[Task to complete] Copy out each line of the material below that holds the string "Frequency".

********************

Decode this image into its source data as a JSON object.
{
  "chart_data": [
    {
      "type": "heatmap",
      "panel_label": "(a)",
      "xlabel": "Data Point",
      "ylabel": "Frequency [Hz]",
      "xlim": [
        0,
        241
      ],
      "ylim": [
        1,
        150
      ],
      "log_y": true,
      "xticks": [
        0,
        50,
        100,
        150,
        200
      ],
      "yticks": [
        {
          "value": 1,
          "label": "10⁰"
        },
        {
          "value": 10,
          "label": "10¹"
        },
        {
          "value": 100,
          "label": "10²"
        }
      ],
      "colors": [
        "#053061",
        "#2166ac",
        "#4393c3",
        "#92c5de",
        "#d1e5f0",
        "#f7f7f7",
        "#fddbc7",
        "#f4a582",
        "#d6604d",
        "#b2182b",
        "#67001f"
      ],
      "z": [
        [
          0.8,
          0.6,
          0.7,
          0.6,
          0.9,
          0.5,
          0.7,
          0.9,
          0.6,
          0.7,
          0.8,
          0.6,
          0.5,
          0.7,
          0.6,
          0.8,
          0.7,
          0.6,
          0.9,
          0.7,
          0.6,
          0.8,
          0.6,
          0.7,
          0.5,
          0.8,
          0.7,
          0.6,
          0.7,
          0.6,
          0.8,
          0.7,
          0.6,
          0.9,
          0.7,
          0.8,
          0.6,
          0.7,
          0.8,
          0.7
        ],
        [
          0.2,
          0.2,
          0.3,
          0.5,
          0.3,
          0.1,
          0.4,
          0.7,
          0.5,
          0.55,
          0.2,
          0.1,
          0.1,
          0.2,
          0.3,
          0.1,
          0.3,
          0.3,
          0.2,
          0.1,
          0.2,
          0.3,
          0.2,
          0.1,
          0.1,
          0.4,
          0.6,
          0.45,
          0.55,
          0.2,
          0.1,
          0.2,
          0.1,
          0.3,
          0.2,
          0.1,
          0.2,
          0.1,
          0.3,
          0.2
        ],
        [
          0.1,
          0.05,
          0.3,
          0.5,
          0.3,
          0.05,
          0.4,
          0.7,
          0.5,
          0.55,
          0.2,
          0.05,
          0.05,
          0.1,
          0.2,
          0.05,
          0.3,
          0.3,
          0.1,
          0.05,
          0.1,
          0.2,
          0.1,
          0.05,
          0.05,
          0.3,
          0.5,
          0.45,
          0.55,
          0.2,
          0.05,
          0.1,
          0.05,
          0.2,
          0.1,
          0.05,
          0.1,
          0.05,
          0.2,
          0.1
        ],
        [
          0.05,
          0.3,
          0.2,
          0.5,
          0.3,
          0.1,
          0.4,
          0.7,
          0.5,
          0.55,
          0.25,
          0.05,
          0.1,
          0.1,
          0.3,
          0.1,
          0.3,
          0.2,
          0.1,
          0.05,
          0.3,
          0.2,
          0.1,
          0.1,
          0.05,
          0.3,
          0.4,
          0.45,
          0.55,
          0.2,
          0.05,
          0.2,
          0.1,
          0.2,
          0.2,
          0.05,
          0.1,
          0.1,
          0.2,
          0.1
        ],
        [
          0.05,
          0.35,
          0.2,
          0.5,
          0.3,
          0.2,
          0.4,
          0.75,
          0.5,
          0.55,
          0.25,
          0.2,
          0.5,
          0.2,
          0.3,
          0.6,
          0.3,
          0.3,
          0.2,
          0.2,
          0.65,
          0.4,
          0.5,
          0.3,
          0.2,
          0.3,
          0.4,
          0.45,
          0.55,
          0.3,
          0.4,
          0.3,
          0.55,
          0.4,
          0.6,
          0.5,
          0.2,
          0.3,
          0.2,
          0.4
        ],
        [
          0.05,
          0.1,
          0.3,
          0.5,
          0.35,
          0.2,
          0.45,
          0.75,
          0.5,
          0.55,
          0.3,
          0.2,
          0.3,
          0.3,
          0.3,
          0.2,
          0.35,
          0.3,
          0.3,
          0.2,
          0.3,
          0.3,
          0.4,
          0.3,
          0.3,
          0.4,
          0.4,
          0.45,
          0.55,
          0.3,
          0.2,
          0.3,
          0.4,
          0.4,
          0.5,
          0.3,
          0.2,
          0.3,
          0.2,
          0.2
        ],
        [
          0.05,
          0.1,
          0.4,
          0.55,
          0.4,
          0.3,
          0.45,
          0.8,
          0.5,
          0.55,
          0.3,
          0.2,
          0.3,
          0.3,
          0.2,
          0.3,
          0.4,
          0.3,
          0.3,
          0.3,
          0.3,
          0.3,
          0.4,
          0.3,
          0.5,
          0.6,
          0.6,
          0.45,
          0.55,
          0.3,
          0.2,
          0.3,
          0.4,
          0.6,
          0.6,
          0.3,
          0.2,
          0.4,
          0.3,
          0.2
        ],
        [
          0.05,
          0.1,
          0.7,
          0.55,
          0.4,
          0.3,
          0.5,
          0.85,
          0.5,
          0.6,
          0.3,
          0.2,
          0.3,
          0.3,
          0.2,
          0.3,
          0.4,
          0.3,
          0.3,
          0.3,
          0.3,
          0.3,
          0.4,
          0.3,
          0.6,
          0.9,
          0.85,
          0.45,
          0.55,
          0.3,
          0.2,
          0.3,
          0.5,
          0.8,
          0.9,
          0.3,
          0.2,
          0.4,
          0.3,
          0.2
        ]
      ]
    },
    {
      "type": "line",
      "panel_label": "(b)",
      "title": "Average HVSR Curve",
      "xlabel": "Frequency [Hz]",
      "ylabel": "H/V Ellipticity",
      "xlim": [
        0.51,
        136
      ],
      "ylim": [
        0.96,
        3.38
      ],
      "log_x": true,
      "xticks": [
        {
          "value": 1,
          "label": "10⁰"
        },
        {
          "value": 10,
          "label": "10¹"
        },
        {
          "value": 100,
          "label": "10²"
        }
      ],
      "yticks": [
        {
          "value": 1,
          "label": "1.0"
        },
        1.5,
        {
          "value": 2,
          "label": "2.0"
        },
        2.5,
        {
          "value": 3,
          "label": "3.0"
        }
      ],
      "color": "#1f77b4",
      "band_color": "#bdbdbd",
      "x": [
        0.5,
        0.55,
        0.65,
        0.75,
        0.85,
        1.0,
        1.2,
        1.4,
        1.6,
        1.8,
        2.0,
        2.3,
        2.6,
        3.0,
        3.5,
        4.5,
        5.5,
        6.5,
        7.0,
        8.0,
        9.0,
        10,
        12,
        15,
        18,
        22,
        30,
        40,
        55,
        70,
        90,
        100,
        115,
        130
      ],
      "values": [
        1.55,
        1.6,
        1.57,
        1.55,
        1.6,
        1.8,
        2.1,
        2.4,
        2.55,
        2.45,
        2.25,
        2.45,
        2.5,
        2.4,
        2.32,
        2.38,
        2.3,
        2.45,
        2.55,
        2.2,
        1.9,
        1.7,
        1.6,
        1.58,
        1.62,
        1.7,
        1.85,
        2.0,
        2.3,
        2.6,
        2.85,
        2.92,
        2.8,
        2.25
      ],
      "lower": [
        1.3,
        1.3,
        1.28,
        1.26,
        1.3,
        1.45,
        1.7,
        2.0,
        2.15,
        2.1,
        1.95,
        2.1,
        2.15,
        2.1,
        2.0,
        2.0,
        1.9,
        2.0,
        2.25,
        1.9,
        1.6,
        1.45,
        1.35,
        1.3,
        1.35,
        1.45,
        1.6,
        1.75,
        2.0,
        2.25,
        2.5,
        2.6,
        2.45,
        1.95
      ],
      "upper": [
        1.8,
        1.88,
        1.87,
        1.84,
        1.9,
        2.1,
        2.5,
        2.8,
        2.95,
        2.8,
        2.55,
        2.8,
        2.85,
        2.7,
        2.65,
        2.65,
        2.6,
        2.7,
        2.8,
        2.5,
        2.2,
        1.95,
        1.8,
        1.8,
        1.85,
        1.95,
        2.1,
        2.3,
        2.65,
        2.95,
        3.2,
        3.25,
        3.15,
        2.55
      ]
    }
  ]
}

********************

[Exercise output]
      "ylabel": "Frequency [Hz]",
      "xlabel": "Frequency [Hz]",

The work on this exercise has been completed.